— THE EXERCISE —
From the article on safe phones for kids, retype the passage from "The Safest Phones" up to and including "child a phone." with every word and punctuation mark unchanged.

— TEXT EXTRACT —
The Safest Phones for Kids of All Ages

From young kids to teens, here are the safest options to buy for your child when they're ready for their very own device.

four phones
Photo: Courtesy of Amazon

Over half of kids—53%—own a smartphone by the time they're 11, according to a 2019 nationally representative survey from Common Sense Media. And that number jumps sharply to 84% once kids hit their teens. Given stats like these, it's no wonder kids as young as elementary school-age are begging to have a phone. Of course, this leaves parents grappling with many reservations and questions about the right time to buy a child a phone.

"Today's parents are both blessed and cursed by technology options made available to their children," says Titania Jordan, the chief parenting officer of parental-control app Bark. "While the ability to locate and communicate with your child in real-time is incredible, the ability of others to do so can be frightening and dangerous."

— RECORDED DATA —
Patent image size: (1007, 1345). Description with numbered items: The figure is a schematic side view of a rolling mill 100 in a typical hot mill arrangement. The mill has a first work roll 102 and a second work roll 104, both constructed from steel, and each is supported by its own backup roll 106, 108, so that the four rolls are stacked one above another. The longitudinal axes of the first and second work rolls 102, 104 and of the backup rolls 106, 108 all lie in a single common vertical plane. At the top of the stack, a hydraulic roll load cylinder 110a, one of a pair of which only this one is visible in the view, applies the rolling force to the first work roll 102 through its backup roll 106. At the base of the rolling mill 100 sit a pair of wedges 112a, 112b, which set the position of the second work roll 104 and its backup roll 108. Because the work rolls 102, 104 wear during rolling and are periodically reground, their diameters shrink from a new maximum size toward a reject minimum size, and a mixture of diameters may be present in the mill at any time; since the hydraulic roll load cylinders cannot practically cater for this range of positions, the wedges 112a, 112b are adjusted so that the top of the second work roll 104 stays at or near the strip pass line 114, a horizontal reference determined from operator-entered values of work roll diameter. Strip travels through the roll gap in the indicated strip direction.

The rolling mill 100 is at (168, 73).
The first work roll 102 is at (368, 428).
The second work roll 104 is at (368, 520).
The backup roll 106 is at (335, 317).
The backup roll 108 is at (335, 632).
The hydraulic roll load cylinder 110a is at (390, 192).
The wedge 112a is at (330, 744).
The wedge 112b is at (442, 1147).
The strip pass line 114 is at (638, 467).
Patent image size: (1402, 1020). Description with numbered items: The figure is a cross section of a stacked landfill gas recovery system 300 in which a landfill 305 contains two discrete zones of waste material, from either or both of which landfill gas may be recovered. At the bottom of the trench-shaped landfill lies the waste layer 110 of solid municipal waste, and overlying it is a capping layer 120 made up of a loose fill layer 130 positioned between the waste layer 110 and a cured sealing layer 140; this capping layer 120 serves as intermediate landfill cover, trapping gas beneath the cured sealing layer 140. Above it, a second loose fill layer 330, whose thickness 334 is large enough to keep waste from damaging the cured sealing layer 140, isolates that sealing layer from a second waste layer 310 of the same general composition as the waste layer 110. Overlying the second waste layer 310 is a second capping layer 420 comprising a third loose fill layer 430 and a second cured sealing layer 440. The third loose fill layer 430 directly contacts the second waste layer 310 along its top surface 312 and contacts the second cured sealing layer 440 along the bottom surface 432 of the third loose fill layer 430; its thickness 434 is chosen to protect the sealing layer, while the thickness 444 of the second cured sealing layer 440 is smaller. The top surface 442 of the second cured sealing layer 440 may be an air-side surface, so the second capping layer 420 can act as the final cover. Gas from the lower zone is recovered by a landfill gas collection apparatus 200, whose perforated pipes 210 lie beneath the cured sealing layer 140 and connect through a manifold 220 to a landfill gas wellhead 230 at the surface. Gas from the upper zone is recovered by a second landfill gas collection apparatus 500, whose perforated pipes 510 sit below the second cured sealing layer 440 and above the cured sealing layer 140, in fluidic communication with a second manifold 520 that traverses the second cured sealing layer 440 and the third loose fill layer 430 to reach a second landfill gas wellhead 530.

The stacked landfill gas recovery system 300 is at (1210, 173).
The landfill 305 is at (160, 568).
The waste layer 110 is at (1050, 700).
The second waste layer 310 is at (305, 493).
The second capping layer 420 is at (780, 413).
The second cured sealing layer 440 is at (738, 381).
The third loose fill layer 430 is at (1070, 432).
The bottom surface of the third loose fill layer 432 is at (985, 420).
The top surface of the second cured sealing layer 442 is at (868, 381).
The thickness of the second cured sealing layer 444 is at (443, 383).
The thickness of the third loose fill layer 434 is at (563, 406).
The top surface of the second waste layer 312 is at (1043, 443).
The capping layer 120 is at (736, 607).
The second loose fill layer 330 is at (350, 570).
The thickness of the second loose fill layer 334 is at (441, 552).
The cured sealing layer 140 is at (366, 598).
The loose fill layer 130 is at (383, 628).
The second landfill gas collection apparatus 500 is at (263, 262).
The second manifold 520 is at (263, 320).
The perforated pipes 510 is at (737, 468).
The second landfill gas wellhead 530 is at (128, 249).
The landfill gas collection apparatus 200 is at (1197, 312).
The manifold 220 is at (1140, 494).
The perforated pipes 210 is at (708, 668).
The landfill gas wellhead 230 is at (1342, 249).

— REPLY TO THE EXERCISE —
The Safest Phones for Kids of All Ages

From young kids to teens, here are the safest options to buy for your child when they're ready for their very own device.

four phones
Photo: Courtesy of Amazon

Over half of kids—53%—own a smartphone by the time they're 11, according to a 2019 nationally representative survey from Common Sense Media. And that number jumps sharply to 84% once kids hit their teens. Given stats like these, it's no wonder kids as young as elementary school-age are begging to have a phone. Of course, this leaves parents grappling with many reservations and questions about the right time to buy a child a phone.